** GOAL **
Only lines with the string "this" matter here; gather them from the material below.

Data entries
## Start

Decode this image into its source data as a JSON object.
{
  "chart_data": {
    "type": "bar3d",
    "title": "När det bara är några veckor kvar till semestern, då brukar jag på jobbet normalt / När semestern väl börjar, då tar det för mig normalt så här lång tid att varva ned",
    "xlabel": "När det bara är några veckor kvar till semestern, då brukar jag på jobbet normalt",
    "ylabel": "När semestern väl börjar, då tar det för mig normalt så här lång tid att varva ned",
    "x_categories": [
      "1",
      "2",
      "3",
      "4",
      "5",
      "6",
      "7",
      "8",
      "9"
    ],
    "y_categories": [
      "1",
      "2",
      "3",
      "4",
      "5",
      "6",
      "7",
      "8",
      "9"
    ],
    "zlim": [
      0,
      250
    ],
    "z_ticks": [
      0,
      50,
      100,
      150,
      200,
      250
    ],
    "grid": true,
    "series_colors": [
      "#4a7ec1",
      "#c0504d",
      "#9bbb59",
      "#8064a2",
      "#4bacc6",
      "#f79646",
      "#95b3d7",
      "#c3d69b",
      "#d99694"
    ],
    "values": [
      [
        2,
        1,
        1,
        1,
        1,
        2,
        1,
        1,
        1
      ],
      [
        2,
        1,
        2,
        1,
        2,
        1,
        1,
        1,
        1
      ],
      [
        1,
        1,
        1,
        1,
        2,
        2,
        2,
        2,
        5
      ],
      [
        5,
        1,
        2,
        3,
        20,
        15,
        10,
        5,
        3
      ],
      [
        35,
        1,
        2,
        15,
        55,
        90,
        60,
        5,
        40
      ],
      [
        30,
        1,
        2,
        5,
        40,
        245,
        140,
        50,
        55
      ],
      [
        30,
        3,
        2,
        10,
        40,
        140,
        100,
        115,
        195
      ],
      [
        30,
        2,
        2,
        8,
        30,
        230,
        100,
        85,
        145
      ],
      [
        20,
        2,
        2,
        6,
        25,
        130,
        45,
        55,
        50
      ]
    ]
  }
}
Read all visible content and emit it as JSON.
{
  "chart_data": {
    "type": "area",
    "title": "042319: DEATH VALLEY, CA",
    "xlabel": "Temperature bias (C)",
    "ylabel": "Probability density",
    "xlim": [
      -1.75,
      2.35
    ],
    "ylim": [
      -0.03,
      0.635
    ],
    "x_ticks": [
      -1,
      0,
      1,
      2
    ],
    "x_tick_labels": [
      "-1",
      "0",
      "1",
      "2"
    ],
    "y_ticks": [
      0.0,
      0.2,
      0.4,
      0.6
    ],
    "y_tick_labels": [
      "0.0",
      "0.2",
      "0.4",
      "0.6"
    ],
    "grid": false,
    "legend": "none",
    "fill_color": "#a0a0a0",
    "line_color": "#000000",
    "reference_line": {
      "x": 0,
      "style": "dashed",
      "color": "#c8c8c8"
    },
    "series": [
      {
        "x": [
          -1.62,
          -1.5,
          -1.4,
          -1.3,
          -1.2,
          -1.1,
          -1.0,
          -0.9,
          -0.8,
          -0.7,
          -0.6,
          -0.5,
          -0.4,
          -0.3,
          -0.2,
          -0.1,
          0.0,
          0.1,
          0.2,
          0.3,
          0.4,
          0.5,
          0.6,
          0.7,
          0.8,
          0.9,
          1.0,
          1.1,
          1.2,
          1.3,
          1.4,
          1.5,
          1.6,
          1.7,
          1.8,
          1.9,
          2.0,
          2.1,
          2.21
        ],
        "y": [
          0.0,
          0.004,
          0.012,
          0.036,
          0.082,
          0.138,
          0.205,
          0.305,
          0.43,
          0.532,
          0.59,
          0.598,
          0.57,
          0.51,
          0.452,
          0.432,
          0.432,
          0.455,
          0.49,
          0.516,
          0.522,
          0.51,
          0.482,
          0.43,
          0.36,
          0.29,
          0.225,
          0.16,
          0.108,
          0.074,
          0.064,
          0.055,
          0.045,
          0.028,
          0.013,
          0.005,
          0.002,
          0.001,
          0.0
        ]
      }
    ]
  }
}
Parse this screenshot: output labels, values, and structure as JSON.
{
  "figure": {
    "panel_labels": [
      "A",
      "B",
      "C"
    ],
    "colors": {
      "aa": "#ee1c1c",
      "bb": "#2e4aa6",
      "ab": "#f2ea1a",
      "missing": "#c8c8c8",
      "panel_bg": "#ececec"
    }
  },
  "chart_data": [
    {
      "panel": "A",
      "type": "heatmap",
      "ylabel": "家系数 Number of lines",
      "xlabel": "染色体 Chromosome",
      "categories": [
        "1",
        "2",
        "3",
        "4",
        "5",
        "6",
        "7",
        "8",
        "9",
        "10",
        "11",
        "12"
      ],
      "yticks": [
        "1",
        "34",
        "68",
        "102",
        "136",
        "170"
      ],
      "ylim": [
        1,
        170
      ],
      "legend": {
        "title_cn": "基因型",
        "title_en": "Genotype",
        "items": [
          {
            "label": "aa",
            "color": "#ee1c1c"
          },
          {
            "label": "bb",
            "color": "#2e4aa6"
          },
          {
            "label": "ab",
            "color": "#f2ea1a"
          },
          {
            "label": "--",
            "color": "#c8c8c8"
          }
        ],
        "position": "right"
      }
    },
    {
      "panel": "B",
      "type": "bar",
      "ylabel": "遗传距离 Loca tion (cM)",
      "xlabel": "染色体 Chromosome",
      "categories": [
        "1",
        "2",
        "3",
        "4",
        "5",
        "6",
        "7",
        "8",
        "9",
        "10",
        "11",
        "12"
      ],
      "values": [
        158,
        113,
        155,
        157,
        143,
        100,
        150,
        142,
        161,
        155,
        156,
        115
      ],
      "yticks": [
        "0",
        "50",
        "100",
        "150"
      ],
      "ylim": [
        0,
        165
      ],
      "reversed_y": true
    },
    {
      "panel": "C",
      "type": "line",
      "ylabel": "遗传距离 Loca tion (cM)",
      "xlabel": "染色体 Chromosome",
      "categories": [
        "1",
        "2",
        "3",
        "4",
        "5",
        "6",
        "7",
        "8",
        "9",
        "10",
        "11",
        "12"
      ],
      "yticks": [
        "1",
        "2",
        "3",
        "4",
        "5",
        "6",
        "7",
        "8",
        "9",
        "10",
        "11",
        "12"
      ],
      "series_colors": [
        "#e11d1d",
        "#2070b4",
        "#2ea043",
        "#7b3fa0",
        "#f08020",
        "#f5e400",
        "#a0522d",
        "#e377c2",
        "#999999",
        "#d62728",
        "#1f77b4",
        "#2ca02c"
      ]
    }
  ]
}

## End

** TASK RESULT **
Decode this image into its source data as a JSON object.
Parse this screenshot: output labels, values, and structure as JSON.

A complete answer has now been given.